Look through the material below for "XGBoost". Copy every line that contains it.

----- DATASET

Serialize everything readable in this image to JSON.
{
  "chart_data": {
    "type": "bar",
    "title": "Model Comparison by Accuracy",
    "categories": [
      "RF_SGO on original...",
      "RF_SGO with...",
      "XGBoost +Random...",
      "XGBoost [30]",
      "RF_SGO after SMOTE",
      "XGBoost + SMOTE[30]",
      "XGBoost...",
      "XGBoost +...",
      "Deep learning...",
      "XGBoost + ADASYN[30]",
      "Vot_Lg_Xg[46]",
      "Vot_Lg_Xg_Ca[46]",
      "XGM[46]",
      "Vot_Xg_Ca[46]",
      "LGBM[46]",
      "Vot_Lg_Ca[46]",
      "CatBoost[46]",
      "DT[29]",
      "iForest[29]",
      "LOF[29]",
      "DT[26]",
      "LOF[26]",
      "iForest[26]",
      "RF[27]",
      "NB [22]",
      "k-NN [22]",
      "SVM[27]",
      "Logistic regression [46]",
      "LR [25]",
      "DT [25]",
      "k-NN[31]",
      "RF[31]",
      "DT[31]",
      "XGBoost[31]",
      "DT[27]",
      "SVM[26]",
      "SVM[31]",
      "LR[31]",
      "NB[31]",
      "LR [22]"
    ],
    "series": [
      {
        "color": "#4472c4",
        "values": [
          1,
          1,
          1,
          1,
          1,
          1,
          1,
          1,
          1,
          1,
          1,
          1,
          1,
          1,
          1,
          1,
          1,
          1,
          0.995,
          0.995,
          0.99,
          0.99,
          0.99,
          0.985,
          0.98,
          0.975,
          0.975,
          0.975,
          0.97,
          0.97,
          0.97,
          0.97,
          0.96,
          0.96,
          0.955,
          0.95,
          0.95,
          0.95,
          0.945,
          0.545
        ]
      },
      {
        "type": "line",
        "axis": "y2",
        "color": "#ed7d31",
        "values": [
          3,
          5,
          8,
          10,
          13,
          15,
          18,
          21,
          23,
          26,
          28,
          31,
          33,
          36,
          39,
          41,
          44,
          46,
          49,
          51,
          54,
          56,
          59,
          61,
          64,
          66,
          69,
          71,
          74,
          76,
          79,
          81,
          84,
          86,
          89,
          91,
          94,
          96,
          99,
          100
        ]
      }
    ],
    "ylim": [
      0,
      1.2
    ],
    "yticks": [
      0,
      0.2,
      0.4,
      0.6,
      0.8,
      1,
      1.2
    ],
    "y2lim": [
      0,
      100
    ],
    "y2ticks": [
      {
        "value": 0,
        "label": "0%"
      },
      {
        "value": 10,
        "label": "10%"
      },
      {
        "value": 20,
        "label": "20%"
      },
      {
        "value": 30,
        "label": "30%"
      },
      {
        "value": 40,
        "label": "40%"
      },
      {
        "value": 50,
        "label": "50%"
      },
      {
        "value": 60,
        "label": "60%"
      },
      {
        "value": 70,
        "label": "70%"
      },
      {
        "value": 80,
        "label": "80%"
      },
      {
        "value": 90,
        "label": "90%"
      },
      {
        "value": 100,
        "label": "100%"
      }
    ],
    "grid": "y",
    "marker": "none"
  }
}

----------

= SOLVED PROBLEM =
      "XGBoost +Random...",
      "XGBoost [30]",
      "XGBoost + SMOTE[30]",
      "XGBoost...",
      "XGBoost +...",
      "XGBoost + ADASYN[30]",
      "XGBoost[31]",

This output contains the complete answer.